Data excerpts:
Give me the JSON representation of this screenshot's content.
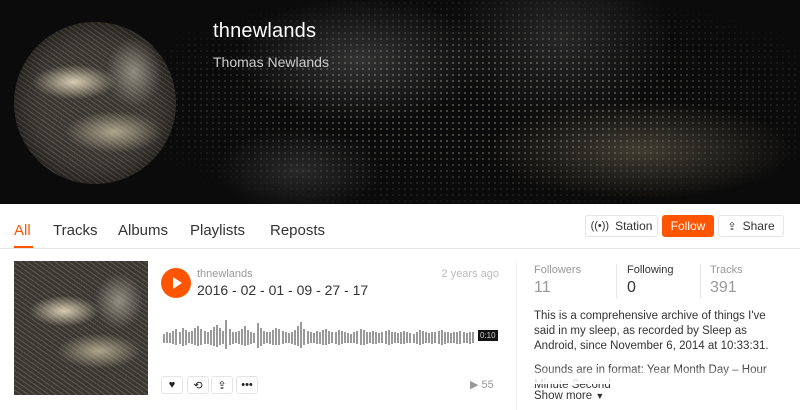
{
  "profile": {
    "username": "thnewlands",
    "real_name": "Thomas Newlands"
  },
  "tabs": [
    {
      "label": "All",
      "active": true
    },
    {
      "label": "Tracks"
    },
    {
      "label": "Albums"
    },
    {
      "label": "Playlists"
    },
    {
      "label": "Reposts"
    }
  ],
  "actions": {
    "station_label": "Station",
    "follow_label": "Follow",
    "share_label": "Share"
  },
  "track": {
    "user": "thnewlands",
    "title": "2016 - 02 - 01 - 09 - 27 - 17",
    "age": "2 years ago",
    "duration": "0:10",
    "plays": "55",
    "waveform": [
      8,
      10,
      9,
      12,
      14,
      11,
      16,
      13,
      10,
      12,
      15,
      18,
      14,
      12,
      11,
      13,
      17,
      20,
      15,
      12,
      26,
      14,
      11,
      10,
      12,
      14,
      18,
      13,
      11,
      9,
      22,
      16,
      12,
      10,
      11,
      13,
      15,
      14,
      12,
      10,
      9,
      11,
      13,
      18,
      24,
      14,
      12,
      10,
      9,
      12,
      11,
      13,
      14,
      12,
      10,
      11,
      13,
      12,
      10,
      9,
      8,
      10,
      12,
      14,
      13,
      11,
      10,
      12,
      11,
      9,
      10,
      12,
      13,
      11,
      10,
      9,
      11,
      12,
      10,
      9,
      8,
      11,
      13,
      12,
      10,
      9,
      11,
      10,
      12,
      13,
      11,
      10,
      9,
      10,
      11,
      12,
      10,
      9,
      11,
      10
    ]
  },
  "stats": {
    "followers_label": "Followers",
    "followers": "11",
    "following_label": "Following",
    "following": "0",
    "tracks_label": "Tracks",
    "tracks": "391"
  },
  "bio": {
    "paragraph1": "This is a comprehensive archive of things I've said in my sleep, as recorded by Sleep as Android, since November 6, 2014 at 10:33:31.",
    "paragraph2": "Sounds are in format: Year Month Day – Hour Minute Second",
    "show_more": "Show more"
  },
  "colors": {
    "accent": "#ff5500"
  }
}
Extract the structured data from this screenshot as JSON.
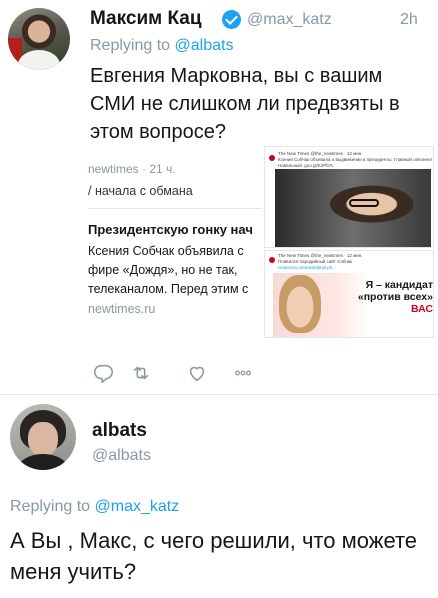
{
  "tweet1": {
    "author_name": "Максим Кац",
    "handle": "@max_katz",
    "time": "2h",
    "replying_to_prefix": "Replying to ",
    "replying_to_handle": "@albats",
    "text": "Евгения Марковна, вы с вашим СМИ не слишком ли предвзяты в этом вопросе?",
    "quoted": {
      "meta": "newtimes · 21 ч.",
      "line1": "/ начала с обмана",
      "title": "Президентскую гонку нач",
      "body": [
        "Ксения Собчак объявила с",
        "фире «Дождя», но не так,",
        "телеканалом. Перед этим с"
      ],
      "site": "newtimes.ru"
    },
    "screenshot_top": {
      "mini1": "The New Times @the_newtimes · 12 мин.",
      "mini2": "Ксения Собчак объявила о выдвижении в президенты. Главный оппонент",
      "mini3": "Навальный. goo.gl/K2Pb7L"
    },
    "screenshot_bottom": {
      "mini1": "The New Times @the_newtimes · 12 мин.",
      "mini2": "Появился пародийный сайт Собчак",
      "mini3": "newtimes.ru/news/detail.ph...",
      "banner_line1": "Я – кандидат",
      "banner_line2": "«против всех»",
      "banner_line3": "ВАС"
    },
    "actions": {
      "reply_icon": "reply-icon",
      "retweet_icon": "retweet-icon",
      "like_icon": "heart-icon",
      "more_icon": "more-icon"
    }
  },
  "tweet2": {
    "author_name": "albats",
    "handle": "@albats",
    "replying_to_prefix": "Replying to ",
    "replying_to_handle": "@max_katz",
    "text": "А Вы , Макс, с чего решили, что можете меня учить?"
  },
  "colors": {
    "accent": "#1da1f2",
    "secondary_text": "#8899a6",
    "primary_text": "#14171a",
    "divider": "#e1e8ed"
  }
}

- [TASK INSTRUCTIONS]:
Copy all lines from the material that include "title".

- [RESULT OF THE EXERCISE]:
    "title": "2016 - 02 - 01 - 09 - 27 - 17",
      "title": "Президентскую гонку нач",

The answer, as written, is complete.